## Assigned task
In the listing below, locate the lines that hold "could" and copy them.

## Dataset entries
⁂
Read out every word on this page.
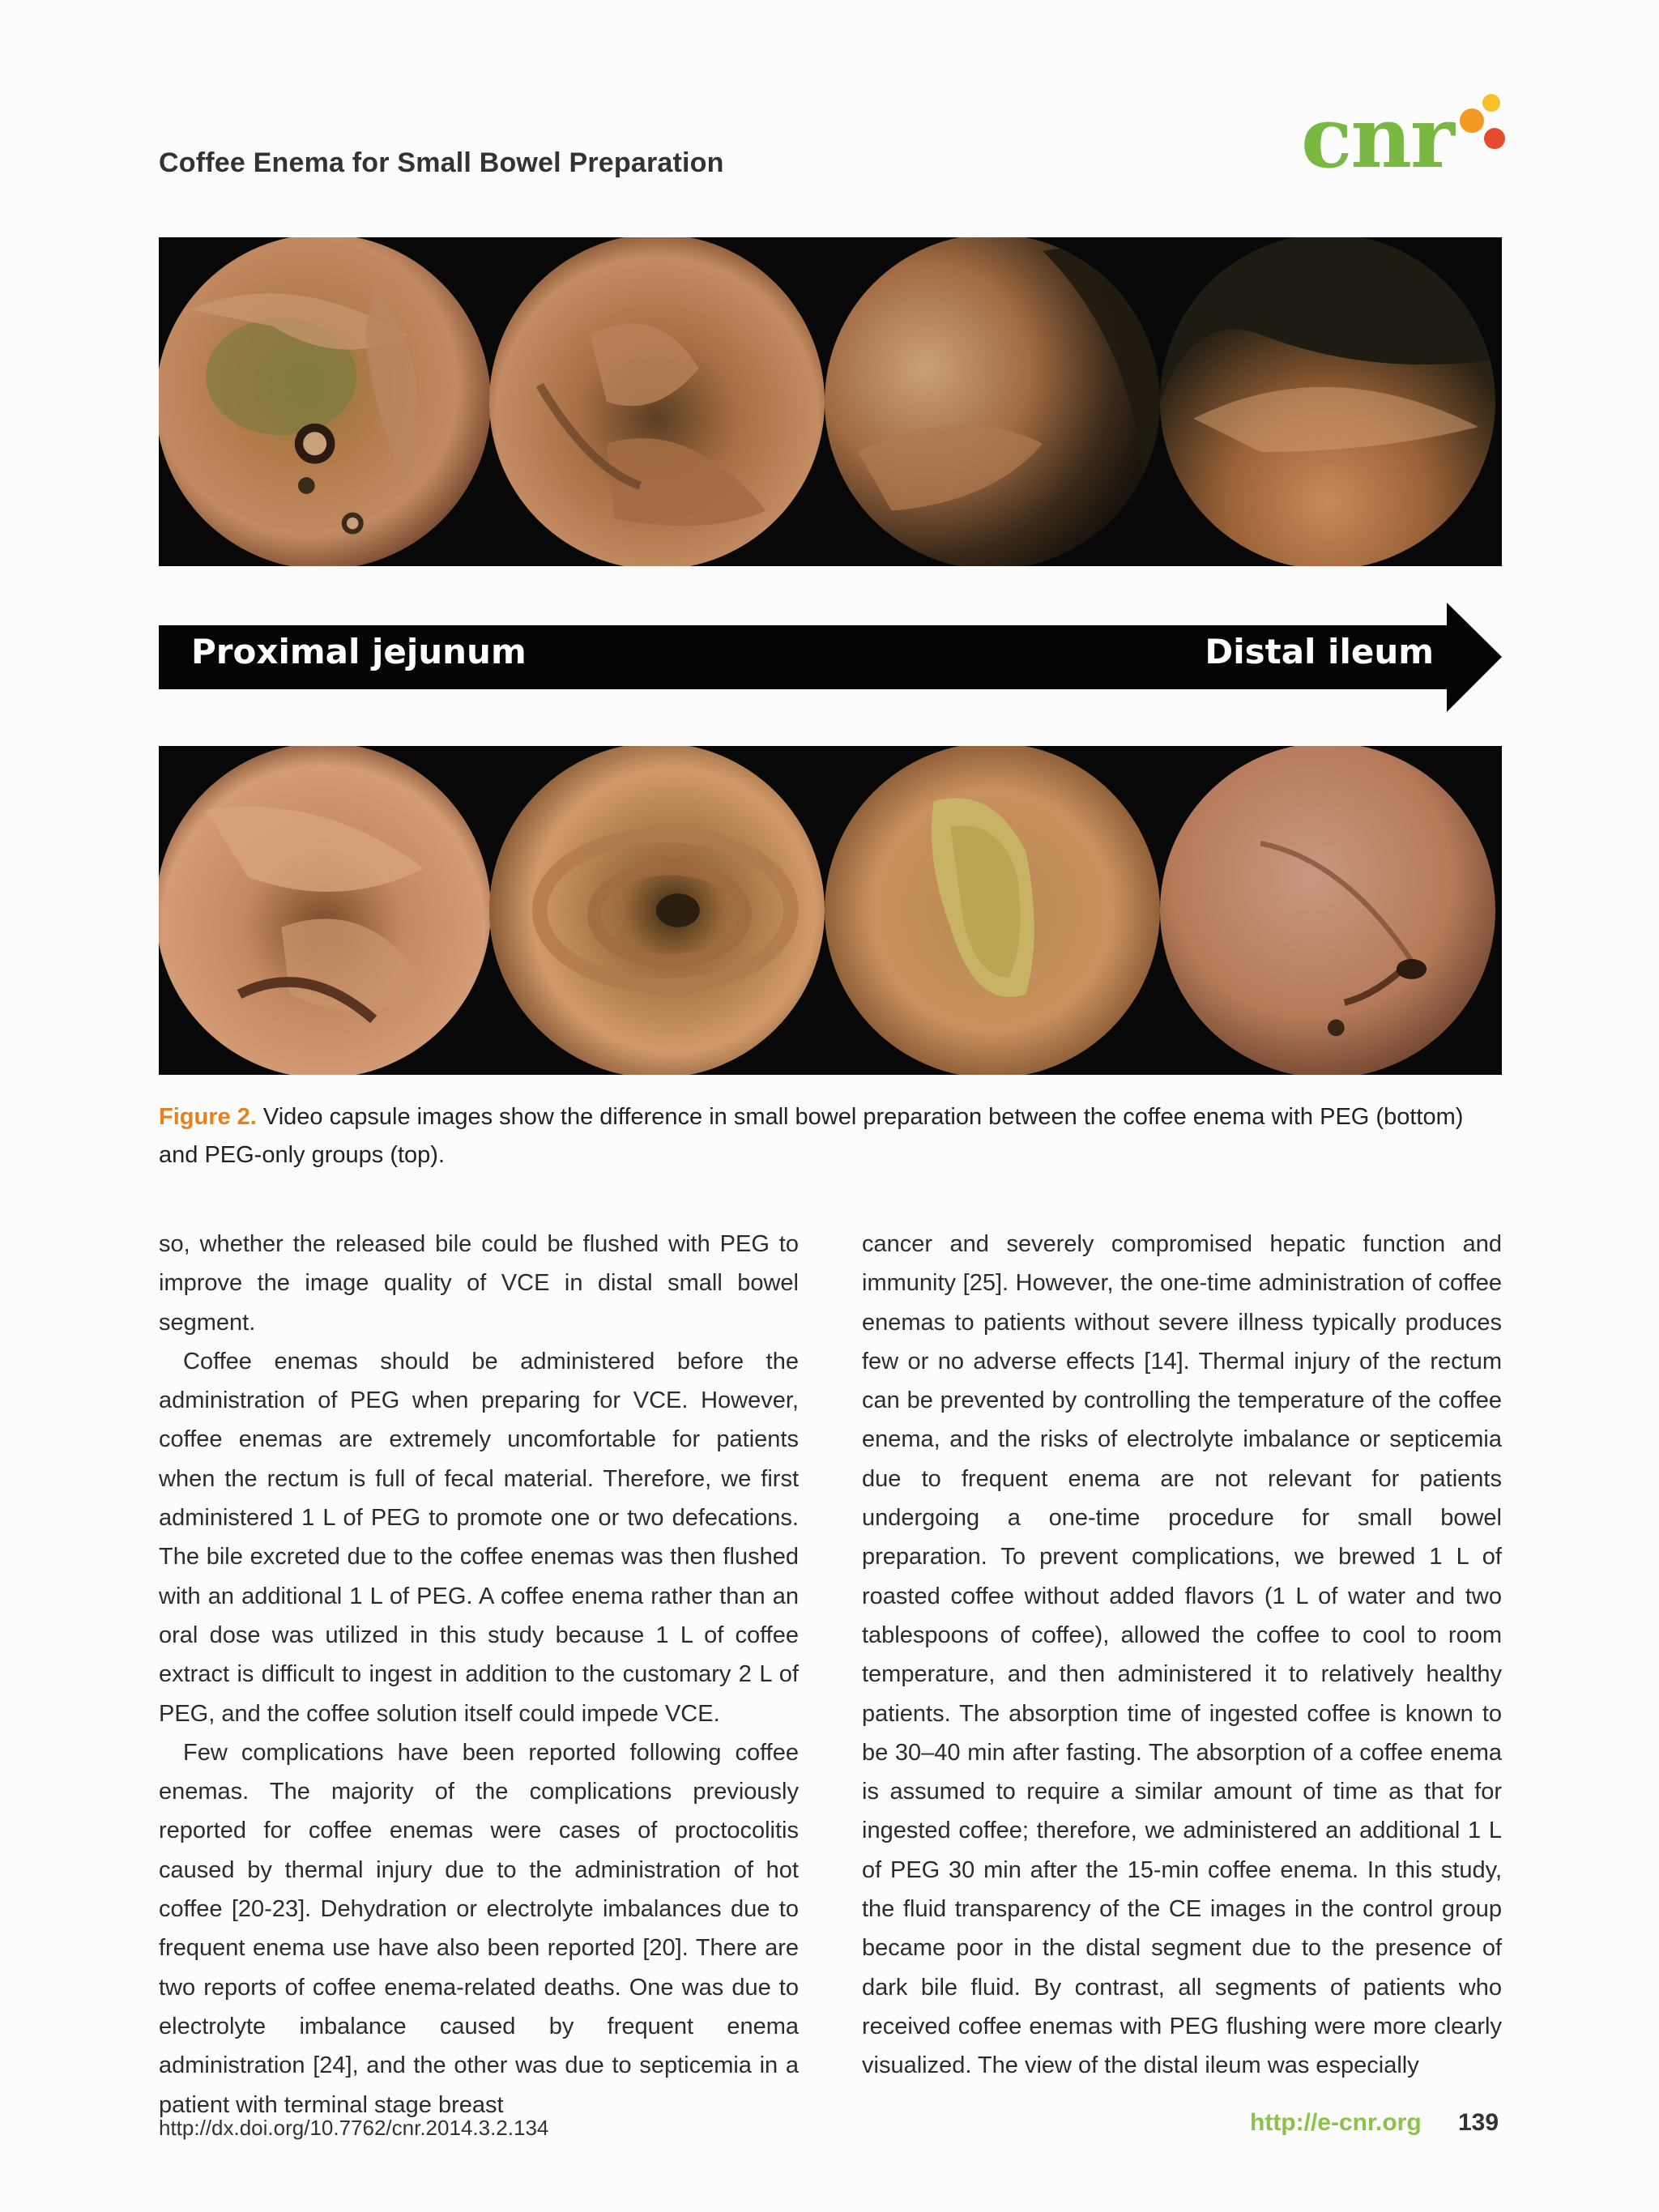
Coffee Enema for Small Bowel Preparation	cnr
Proximal jejunum	Distal ileum
Figure 2. Video capsule images show the difference in small bowel preparation between the coffee enema with PEG (bottom) and PEG-only groups (top).

so, whether the released bile could be flushed with PEG to improve the image quality of VCE in distal small bowel segment.

Coffee enemas should be administered before the administration of PEG when preparing for VCE. However, coffee enemas are extremely uncomfortable for patients when the rectum is full of fecal material. Therefore, we first administered 1 L of PEG to promote one or two defecations. The bile excreted due to the coffee enemas was then flushed with an additional 1 L of PEG. A coffee enema rather than an oral dose was utilized in this study because 1 L of coffee extract is difficult to ingest in addition to the customary 2 L of PEG, and the coffee solution itself could impede VCE.

Few complications have been reported following coffee enemas. The majority of the complications previously reported for coffee enemas were cases of proctocolitis caused by thermal injury due to the administration of hot coffee [20-23]. Dehydration or electrolyte imbalances due to frequent enema use have also been reported [20]. There are two reports of coffee enema-related deaths. One was due to electrolyte imbalance caused by frequent enema administration [24], and the other was due to septicemia in a patient with terminal stage breast

cancer and severely compromised hepatic function and immunity [25]. However, the one-time administration of coffee enemas to patients without severe illness typically produces few or no adverse effects [14]. Thermal injury of the rectum can be prevented by controlling the temperature of the coffee enema, and the risks of electrolyte imbalance or septicemia due to frequent enema are not relevant for patients undergoing a one-time procedure for small bowel preparation. To prevent complications, we brewed 1 L of roasted coffee without added flavors (1 L of water and two tablespoons of coffee), allowed the coffee to cool to room temperature, and then administered it to relatively healthy patients. The absorption time of ingested coffee is known to be 30–40 min after fasting. The absorption of a coffee enema is assumed to require a similar amount of time as that for ingested coffee; therefore, we administered an additional 1 L of PEG 30 min after the 15-min coffee enema. In this study, the fluid transparency of the CE images in the control group became poor in the distal segment due to the presence of dark bile fluid. By contrast, all segments of patients who received coffee enemas with PEG flushing were more clearly visualized. The view of the distal ileum was especially

http://dx.doi.org/10.7762/cnr.2014.3.2.134	http://e-cnr.org 139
⁂
## Your solution
so, whether the released bile could be flushed with PEG to improve the image quality of VCE in distal small bowel segment.
Coffee enemas should be administered before the administration of PEG when preparing for VCE. However, coffee enemas are extremely uncomfortable for patients when the rectum is full of fecal material. Therefore, we first administered 1 L of PEG to promote one or two defecations. The bile excreted due to the coffee enemas was then flushed with an additional 1 L of PEG. A coffee enema rather than an oral dose was utilized in this study because 1 L of coffee extract is difficult to ingest in addition to the customary 2 L of PEG, and the coffee solution itself could impede VCE.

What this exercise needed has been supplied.